* **Stated problem**:
Repeat the full listing below verbatim and keep the images out.

'''

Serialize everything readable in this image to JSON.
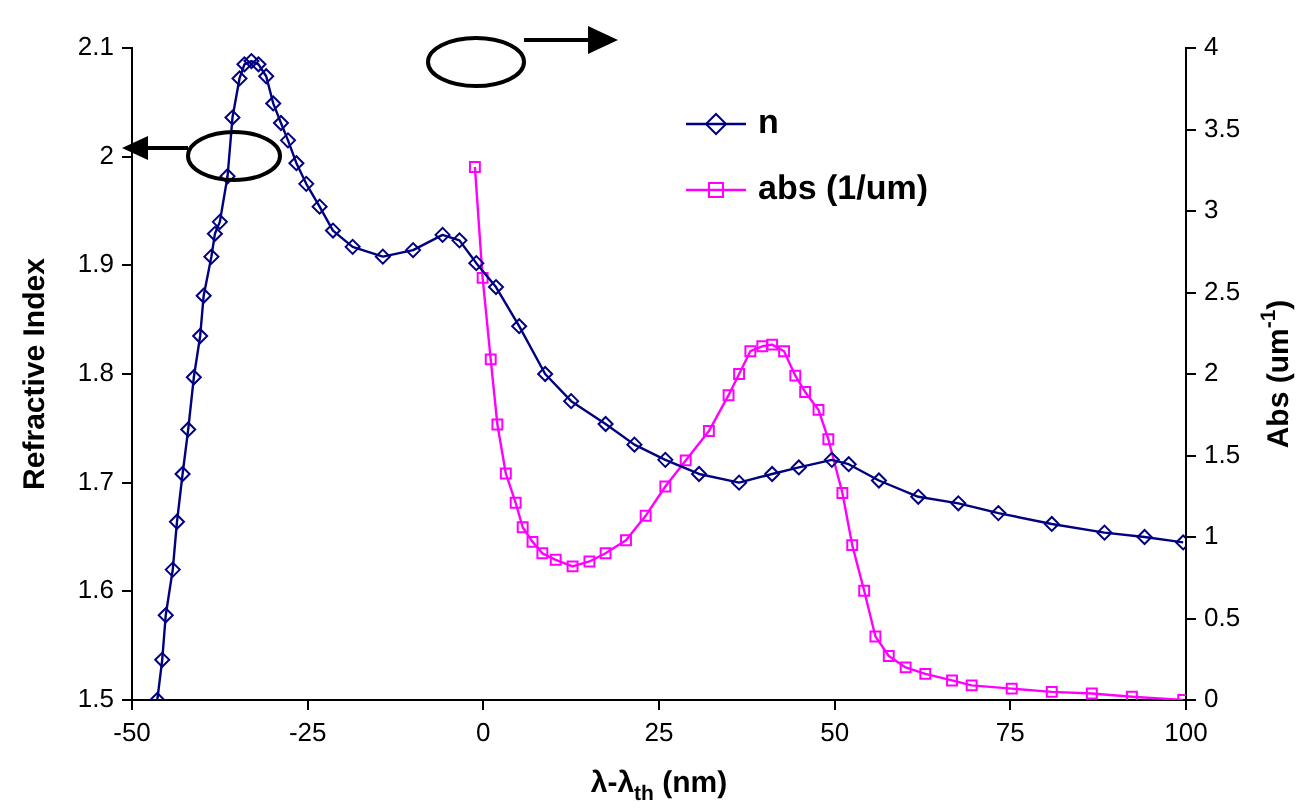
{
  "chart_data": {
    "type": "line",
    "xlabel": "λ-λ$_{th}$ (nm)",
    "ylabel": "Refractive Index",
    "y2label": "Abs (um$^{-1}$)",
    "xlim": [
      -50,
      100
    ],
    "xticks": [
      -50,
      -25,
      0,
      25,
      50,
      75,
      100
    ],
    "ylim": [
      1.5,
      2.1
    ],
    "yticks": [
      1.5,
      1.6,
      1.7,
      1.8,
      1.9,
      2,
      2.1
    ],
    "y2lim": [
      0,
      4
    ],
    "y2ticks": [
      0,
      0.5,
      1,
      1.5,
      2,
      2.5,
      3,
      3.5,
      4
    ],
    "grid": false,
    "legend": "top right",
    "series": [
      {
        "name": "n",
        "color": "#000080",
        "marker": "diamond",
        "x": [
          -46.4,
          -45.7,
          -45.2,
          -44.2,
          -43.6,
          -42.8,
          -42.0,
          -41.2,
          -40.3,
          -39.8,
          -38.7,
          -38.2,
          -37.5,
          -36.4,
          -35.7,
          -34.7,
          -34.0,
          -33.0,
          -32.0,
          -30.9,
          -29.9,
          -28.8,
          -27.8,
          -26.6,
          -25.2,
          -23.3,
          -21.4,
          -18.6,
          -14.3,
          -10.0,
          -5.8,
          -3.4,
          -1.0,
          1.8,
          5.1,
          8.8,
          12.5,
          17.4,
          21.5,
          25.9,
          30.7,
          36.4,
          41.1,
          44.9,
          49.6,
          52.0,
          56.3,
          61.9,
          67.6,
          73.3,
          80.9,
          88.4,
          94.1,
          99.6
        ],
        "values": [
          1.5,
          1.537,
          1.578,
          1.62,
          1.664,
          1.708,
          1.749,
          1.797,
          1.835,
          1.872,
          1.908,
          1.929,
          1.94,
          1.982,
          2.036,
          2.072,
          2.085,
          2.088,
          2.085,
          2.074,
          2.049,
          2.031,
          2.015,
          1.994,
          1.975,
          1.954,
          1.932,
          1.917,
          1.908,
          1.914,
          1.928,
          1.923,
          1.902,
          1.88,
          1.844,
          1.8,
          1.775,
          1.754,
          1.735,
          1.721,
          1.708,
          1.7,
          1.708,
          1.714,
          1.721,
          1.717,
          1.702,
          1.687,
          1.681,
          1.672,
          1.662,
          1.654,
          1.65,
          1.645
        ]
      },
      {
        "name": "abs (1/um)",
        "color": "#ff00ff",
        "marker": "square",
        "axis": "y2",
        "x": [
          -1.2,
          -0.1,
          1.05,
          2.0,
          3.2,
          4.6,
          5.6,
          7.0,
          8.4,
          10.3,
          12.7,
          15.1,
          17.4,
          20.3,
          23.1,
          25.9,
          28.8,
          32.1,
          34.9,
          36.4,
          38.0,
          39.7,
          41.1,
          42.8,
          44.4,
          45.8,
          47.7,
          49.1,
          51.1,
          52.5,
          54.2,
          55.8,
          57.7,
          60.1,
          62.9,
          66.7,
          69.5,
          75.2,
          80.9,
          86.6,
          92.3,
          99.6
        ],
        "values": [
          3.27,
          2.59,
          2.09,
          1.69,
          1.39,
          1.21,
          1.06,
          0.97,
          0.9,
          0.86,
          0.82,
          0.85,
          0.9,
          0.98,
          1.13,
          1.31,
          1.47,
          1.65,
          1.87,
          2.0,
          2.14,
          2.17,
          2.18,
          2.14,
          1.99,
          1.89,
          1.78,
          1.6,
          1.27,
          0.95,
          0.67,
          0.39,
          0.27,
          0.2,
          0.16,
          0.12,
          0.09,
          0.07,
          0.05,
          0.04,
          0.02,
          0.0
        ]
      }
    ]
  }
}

'''

* **Result below**:
Serialize everything readable in this image to JSON.
{
  "chart_data": {
    "type": "line",
    "xlabel": "λ-λ$_{th}$ (nm)",
    "ylabel": "Refractive Index",
    "y2label": "Abs (um$^{-1}$)",
    "xlim": [
      -50,
      100
    ],
    "xticks": [
      -50,
      -25,
      0,
      25,
      50,
      75,
      100
    ],
    "ylim": [
      1.5,
      2.1
    ],
    "yticks": [
      1.5,
      1.6,
      1.7,
      1.8,
      1.9,
      2,
      2.1
    ],
    "y2lim": [
      0,
      4
    ],
    "y2ticks": [
      0,
      0.5,
      1,
      1.5,
      2,
      2.5,
      3,
      3.5,
      4
    ],
    "grid": false,
    "legend": "top right",
    "series": [
      {
        "name": "n",
        "color": "#000080",
        "marker": "diamond",
        "x": [
          -46.4,
          -45.7,
          -45.2,
          -44.2,
          -43.6,
          -42.8,
          -42.0,
          -41.2,
          -40.3,
          -39.8,
          -38.7,
          -38.2,
          -37.5,
          -36.4,
          -35.7,
          -34.7,
          -34.0,
          -33.0,
          -32.0,
          -30.9,
          -29.9,
          -28.8,
          -27.8,
          -26.6,
          -25.2,
          -23.3,
          -21.4,
          -18.6,
          -14.3,
          -10.0,
          -5.8,
          -3.4,
          -1.0,
          1.8,
          5.1,
          8.8,
          12.5,
          17.4,
          21.5,
          25.9,
          30.7,
          36.4,
          41.1,
          44.9,
          49.6,
          52.0,
          56.3,
          61.9,
          67.6,
          73.3,
          80.9,
          88.4,
          94.1,
          99.6
        ],
        "values": [
          1.5,
          1.537,
          1.578,
          1.62,
          1.664,
          1.708,
          1.749,
          1.797,
          1.835,
          1.872,
          1.908,
          1.929,
          1.94,
          1.982,
          2.036,
          2.072,
          2.085,
          2.088,
          2.085,
          2.074,
          2.049,
          2.031,
          2.015,
          1.994,
          1.975,
          1.954,
          1.932,
          1.917,
          1.908,
          1.914,
          1.928,
          1.923,
          1.902,
          1.88,
          1.844,
          1.8,
          1.775,
          1.754,
          1.735,
          1.721,
          1.708,
          1.7,
          1.708,
          1.714,
          1.721,
          1.717,
          1.702,
          1.687,
          1.681,
          1.672,
          1.662,
          1.654,
          1.65,
          1.645
        ]
      },
      {
        "name": "abs (1/um)",
        "color": "#ff00ff",
        "marker": "square",
        "axis": "y2",
        "x": [
          -1.2,
          -0.1,
          1.05,
          2.0,
          3.2,
          4.6,
          5.6,
          7.0,
          8.4,
          10.3,
          12.7,
          15.1,
          17.4,
          20.3,
          23.1,
          25.9,
          28.8,
          32.1,
          34.9,
          36.4,
          38.0,
          39.7,
          41.1,
          42.8,
          44.4,
          45.8,
          47.7,
          49.1,
          51.1,
          52.5,
          54.2,
          55.8,
          57.7,
          60.1,
          62.9,
          66.7,
          69.5,
          75.2,
          80.9,
          86.6,
          92.3,
          99.6
        ],
        "values": [
          3.27,
          2.59,
          2.09,
          1.69,
          1.39,
          1.21,
          1.06,
          0.97,
          0.9,
          0.86,
          0.82,
          0.85,
          0.9,
          0.98,
          1.13,
          1.31,
          1.47,
          1.65,
          1.87,
          2.0,
          2.14,
          2.17,
          2.18,
          2.14,
          1.99,
          1.89,
          1.78,
          1.6,
          1.27,
          0.95,
          0.67,
          0.39,
          0.27,
          0.2,
          0.16,
          0.12,
          0.09,
          0.07,
          0.05,
          0.04,
          0.02,
          0.0
        ]
      }
    ]
  }
}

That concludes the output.